Set down the material below word for word, excluding the pictures.

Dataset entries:
· · · · · · ·

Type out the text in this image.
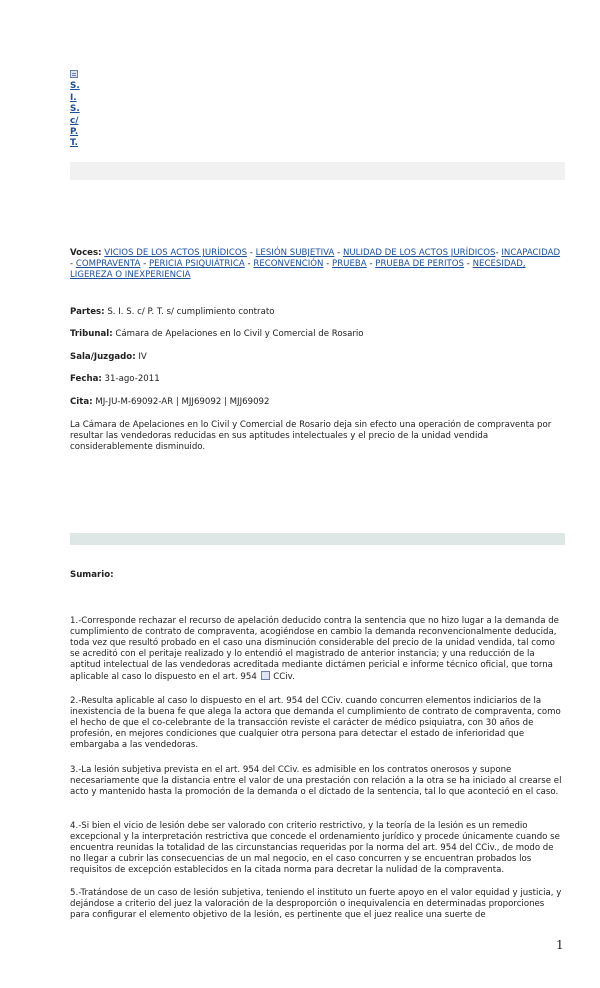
S.
I.
S.
c/
P.
T.
Voces: VICIOS DE LOS ACTOS JURÍDICOS - LESIÓN SUBJETIVA - NULIDAD DE LOS ACTOS JURÍDICOS- INCAPACIDAD - COMPRAVENTA - PERICIA PSIQUIÁTRICA - RECONVENCIÓN - PRUEBA - PRUEBA DE PERITOS - NECESIDAD, LIGEREZA O INEXPERIENCIA
Partes: S. I. S. c/ P. T. s/ cumplimiento contrato
Tribunal: Cámara de Apelaciones en lo Civil y Comercial de Rosario
Sala/Juzgado: IV
Fecha: 31-ago-2011
Cita: MJ-JU-M-69092-AR | MJJ69092 | MJJ69092
La Cámara de Apelaciones en lo Civil y Comercial de Rosario deja sin efecto una operación de compraventa por resultar las vendedoras reducidas en sus aptitudes intelectuales y el precio de la unidad vendida considerablemente disminuido.
Sumario:
1.-Corresponde rechazar el recurso de apelación deducido contra la sentencia que no hizo lugar a la demanda de cumplimiento de contrato de compraventa, acogiéndose en cambio la demanda reconvencionalmente deducida, toda vez que resultó probado en el caso una disminución considerable del precio de la unidad vendida, tal como se acreditó con el peritaje realizado y lo entendió el magistrado de anterior instancia; y una reducción de la aptitud intelectual de las vendedoras acreditada mediante dictámen pericial e informe técnico oficial, que torna aplicable al caso lo dispuesto en el art. 954 CCiv.
2.-Resulta aplicable al caso lo dispuesto en el art. 954 del CCiv. cuando concurren elementos indiciarios de la inexistencia de la buena fe que alega la actora que demanda el cumplimiento de contrato de compraventa, como el hecho de que el co-celebrante de la transacción reviste el carácter de médico psiquiatra, con 30 años de profesión, en mejores condiciones que cualquier otra persona para detectar el estado de inferioridad que embargaba a las vendedoras.
3.-La lesión subjetiva prevista en el art. 954 del CCiv. es admisible en los contratos onerosos y supone necesariamente que la distancia entre el valor de una prestación con relación a la otra se ha iniciado al crearse el acto y mantenido hasta la promoción de la demanda o el dictado de la sentencia, tal lo que aconteció en el caso.
4.-Si bien el vicio de lesión debe ser valorado con criterio restrictivo, y la teoría de la lesión es un remedio excepcional y la interpretación restrictiva que concede el ordenamiento jurídico y procede únicamente cuando se encuentra reunidas la totalidad de las circunstancias requeridas por la norma del art. 954 del CCiv., de modo de no llegar a cubrir las consecuencias de un mal negocio, en el caso concurren y se encuentran probados los requisitos de excepción establecidos en la citada norma para decretar la nulidad de la compraventa.
5.-Tratándose de un caso de lesión subjetiva, teniendo el instituto un fuerte apoyo en el valor equidad y justicia, y dejándose a criterio del juez la valoración de la desproporción o inequivalencia en determinadas proporciones para configurar el elemento objetivo de la lesión, es pertinente que el juez realice una suerte de
1
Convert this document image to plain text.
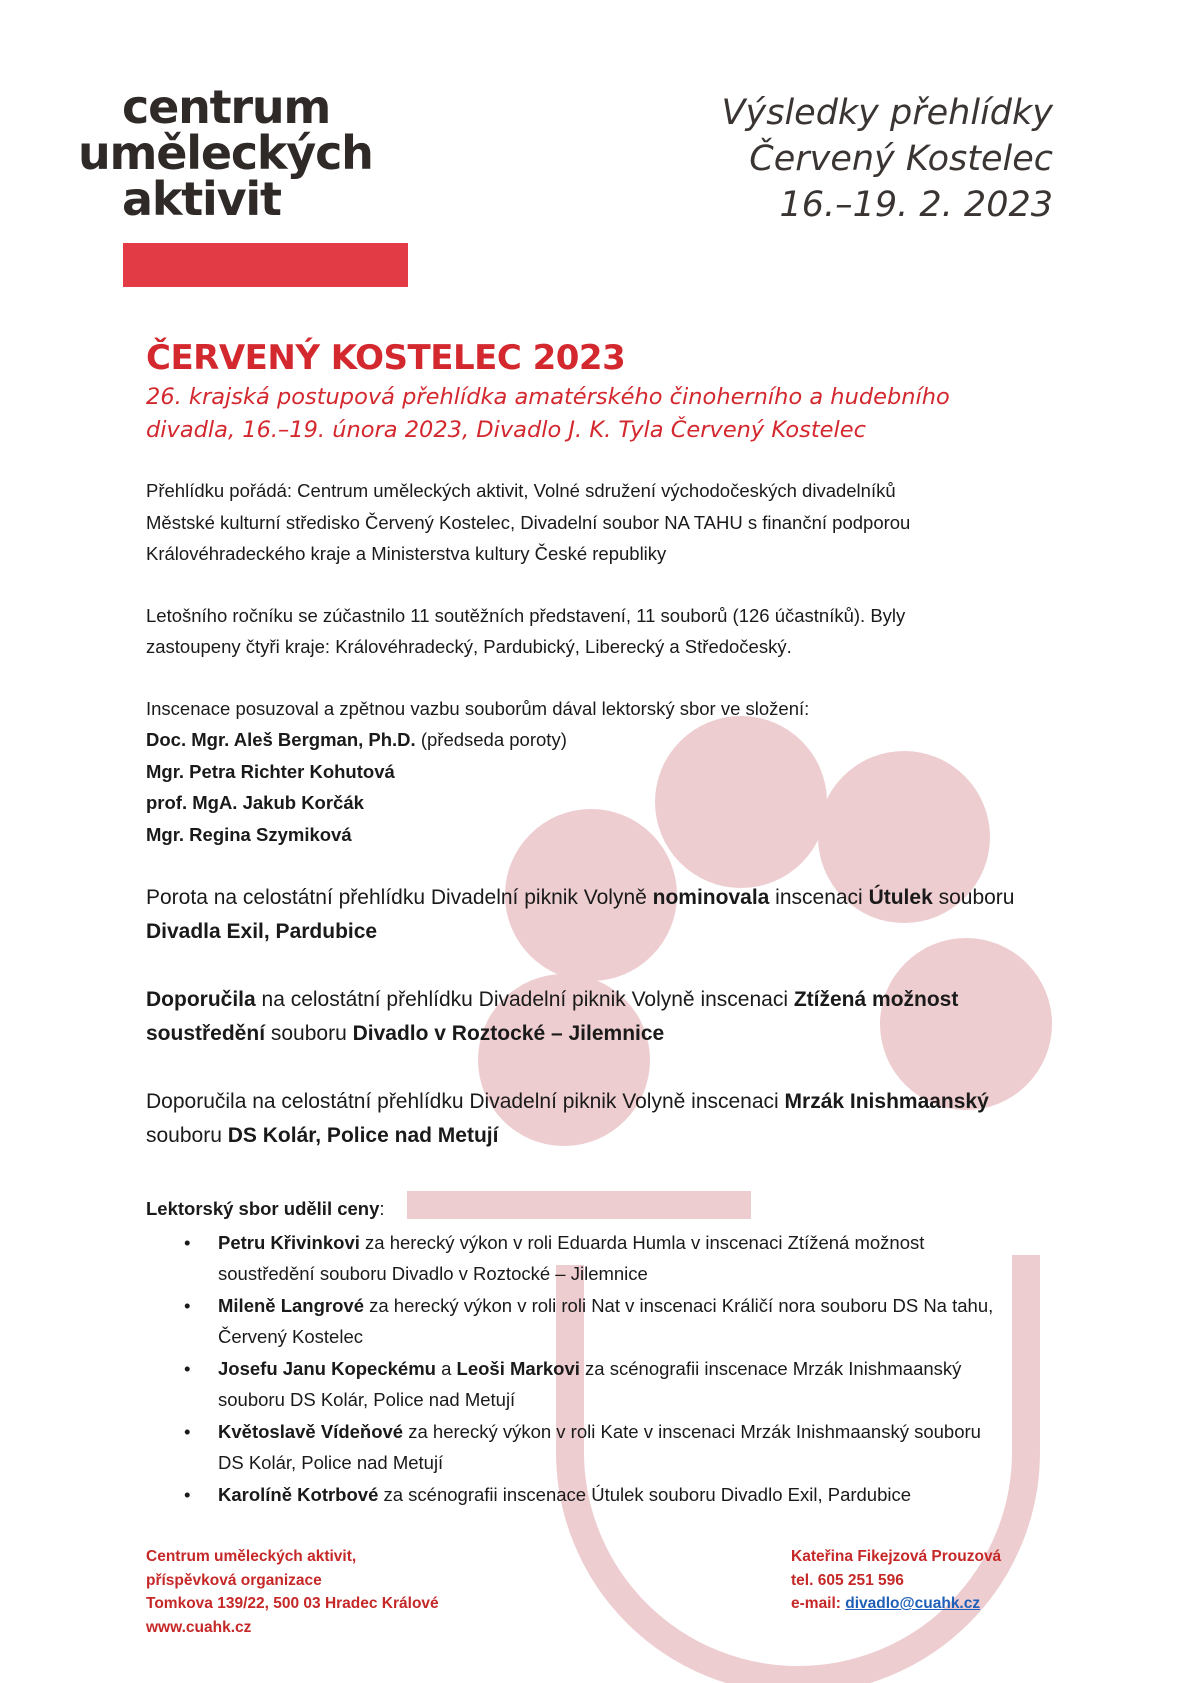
centrum
uměleckých
aktivit
Výsledky přehlídky
Červený Kostelec
16.–19. 2. 2023
ČERVENÝ KOSTELEC 2023
26. krajská postupová přehlídka amatérského činoherního a hudebního
divadla, 16.–19. února 2023, Divadlo J. K. Tyla Červený Kostelec
Přehlídku pořádá: Centrum uměleckých aktivit, Volné sdružení východočeských divadelníků
Městské kulturní středisko Červený Kostelec, Divadelní soubor NA TAHU s finanční podporou
Královéhradeckého kraje a Ministerstva kultury České republiky
Letošního ročníku se zúčastnilo 11 soutěžních představení, 11 souborů (126 účastníků). Byly
zastoupeny čtyři kraje: Královéhradecký, Pardubický, Liberecký a Středočeský.
Inscenace posuzoval a zpětnou vazbu souborům dával lektorský sbor ve složení:
Doc. Mgr. Aleš Bergman, Ph.D. (předseda poroty)
Mgr. Petra Richter Kohutová
prof. MgA. Jakub Korčák
Mgr. Regina Szymiková
Porota na celostátní přehlídku Divadelní piknik Volyně nominovala inscenaci Útulek souboru
Divadla Exil, Pardubice
Doporučila na celostátní přehlídku Divadelní piknik Volyně inscenaci Ztížená možnost
soustředění souboru Divadlo v Roztocké – Jilemnice
Doporučila na celostátní přehlídku Divadelní piknik Volyně inscenaci Mrzák Inishmaanský
souboru DS Kolár, Police nad Metují
Lektorský sbor udělil ceny:
• Petru Křivinkovi za herecký výkon v roli Eduarda Humla v inscenaci Ztížená možnost
soustředění souboru Divadlo v Roztocké – Jilemnice
• Mileně Langrové za herecký výkon v roli roli Nat v inscenaci Králičí nora souboru DS Na tahu,
Červený Kostelec
• Josefu Janu Kopeckému a Leoši Markovi za scénografii inscenace Mrzák Inishmaanský
souboru DS Kolár, Police nad Metují
• Květoslavě Vídeňové za herecký výkon v roli Kate v inscenaci Mrzák Inishmaanský souboru
DS Kolár, Police nad Metují
• Karolíně Kotrbové za scénografii inscenace Útulek souboru Divadlo Exil, Pardubice
Centrum uměleckých aktivit,
příspěvková organizace
Tomkova 139/22, 500 03 Hradec Králové
www.cuahk.cz
Kateřina Fikejzová Prouzová
tel. 605 251 596
e-mail: divadlo@cuahk.cz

· · · · · · ·

*SOLUTION BELOW:*
Type out the text in this image.
S.
I.
S.
c/
P.
T.
Voces: VICIOS DE LOS ACTOS JURÍDICOS - LESIÓN SUBJETIVA - NULIDAD DE LOS ACTOS JURÍDICOS- INCAPACIDAD - COMPRAVENTA - PERICIA PSIQUIÁTRICA - RECONVENCIÓN - PRUEBA - PRUEBA DE PERITOS - NECESIDAD, LIGEREZA O INEXPERIENCIA
Partes: S. I. S. c/ P. T. s/ cumplimiento contrato
Tribunal: Cámara de Apelaciones en lo Civil y Comercial de Rosario
Sala/Juzgado: IV
Fecha: 31-ago-2011
Cita: MJ-JU-M-69092-AR | MJJ69092 | MJJ69092
La Cámara de Apelaciones en lo Civil y Comercial de Rosario deja sin efecto una operación de compraventa por resultar las vendedoras reducidas en sus aptitudes intelectuales y el precio de la unidad vendida considerablemente disminuido.
Sumario:
1.-Corresponde rechazar el recurso de apelación deducido contra la sentencia que no hizo lugar a la demanda de cumplimiento de contrato de compraventa, acogiéndose en cambio la demanda reconvencionalmente deducida, toda vez que resultó probado en el caso una disminución considerable del precio de la unidad vendida, tal como se acreditó con el peritaje realizado y lo entendió el magistrado de anterior instancia; y una reducción de la aptitud intelectual de las vendedoras acreditada mediante dictámen pericial e informe técnico oficial, que torna aplicable al caso lo dispuesto en el art. 954 CCiv.
2.-Resulta aplicable al caso lo dispuesto en el art. 954 del CCiv. cuando concurren elementos indiciarios de la inexistencia de la buena fe que alega la actora que demanda el cumplimiento de contrato de compraventa, como el hecho de que el co-celebrante de la transacción reviste el carácter de médico psiquiatra, con 30 años de profesión, en mejores condiciones que cualquier otra persona para detectar el estado de inferioridad que embargaba a las vendedoras.
3.-La lesión subjetiva prevista en el art. 954 del CCiv. es admisible en los contratos onerosos y supone necesariamente que la distancia entre el valor de una prestación con relación a la otra se ha iniciado al crearse el acto y mantenido hasta la promoción de la demanda o el dictado de la sentencia, tal lo que aconteció en el caso.
4.-Si bien el vicio de lesión debe ser valorado con criterio restrictivo, y la teoría de la lesión es un remedio excepcional y la interpretación restrictiva que concede el ordenamiento jurídico y procede únicamente cuando se encuentra reunidas la totalidad de las circunstancias requeridas por la norma del art. 954 del CCiv., de modo de no llegar a cubrir las consecuencias de un mal negocio, en el caso concurren y se encuentran probados los requisitos de excepción establecidos en la citada norma para decretar la nulidad de la compraventa.
5.-Tratándose de un caso de lesión subjetiva, teniendo el instituto un fuerte apoyo en el valor equidad y justicia, y dejándose a criterio del juez la valoración de la desproporción o inequivalencia en determinadas proporciones para configurar el elemento objetivo de la lesión, es pertinente que el juez realice una suerte de
1
Convert this document image to plain text.
centrum
uměleckých
aktivit
Výsledky přehlídky
Červený Kostelec
16.–19. 2. 2023
ČERVENÝ KOSTELEC 2023
26. krajská postupová přehlídka amatérského činoherního a hudebního
divadla, 16.–19. února 2023, Divadlo J. K. Tyla Červený Kostelec
Přehlídku pořádá: Centrum uměleckých aktivit, Volné sdružení východočeských divadelníků
Městské kulturní středisko Červený Kostelec, Divadelní soubor NA TAHU s finanční podporou
Královéhradeckého kraje a Ministerstva kultury České republiky
Letošního ročníku se zúčastnilo 11 soutěžních představení, 11 souborů (126 účastníků). Byly
zastoupeny čtyři kraje: Královéhradecký, Pardubický, Liberecký a Středočeský.
Inscenace posuzoval a zpětnou vazbu souborům dával lektorský sbor ve složení:
Doc. Mgr. Aleš Bergman, Ph.D. (předseda poroty)
Mgr. Petra Richter Kohutová
prof. MgA. Jakub Korčák
Mgr. Regina Szymiková
Porota na celostátní přehlídku Divadelní piknik Volyně nominovala inscenaci Útulek souboru
Divadla Exil, Pardubice
Doporučila na celostátní přehlídku Divadelní piknik Volyně inscenaci Ztížená možnost
soustředění souboru Divadlo v Roztocké – Jilemnice
Doporučila na celostátní přehlídku Divadelní piknik Volyně inscenaci Mrzák Inishmaanský
souboru DS Kolár, Police nad Metují
Lektorský sbor udělil ceny:
• Petru Křivinkovi za herecký výkon v roli Eduarda Humla v inscenaci Ztížená možnost
soustředění souboru Divadlo v Roztocké – Jilemnice
• Mileně Langrové za herecký výkon v roli roli Nat v inscenaci Králičí nora souboru DS Na tahu,
Červený Kostelec
• Josefu Janu Kopeckému a Leoši Markovi za scénografii inscenace Mrzák Inishmaanský
souboru DS Kolár, Police nad Metují
• Květoslavě Vídeňové za herecký výkon v roli Kate v inscenaci Mrzák Inishmaanský souboru
DS Kolár, Police nad Metují
• Karolíně Kotrbové za scénografii inscenace Útulek souboru Divadlo Exil, Pardubice
Centrum uměleckých aktivit,
příspěvková organizace
Tomkova 139/22, 500 03 Hradec Králové
www.cuahk.cz
Kateřina Fikejzová Prouzová
tel. 605 251 596
e-mail: divadlo@cuahk.cz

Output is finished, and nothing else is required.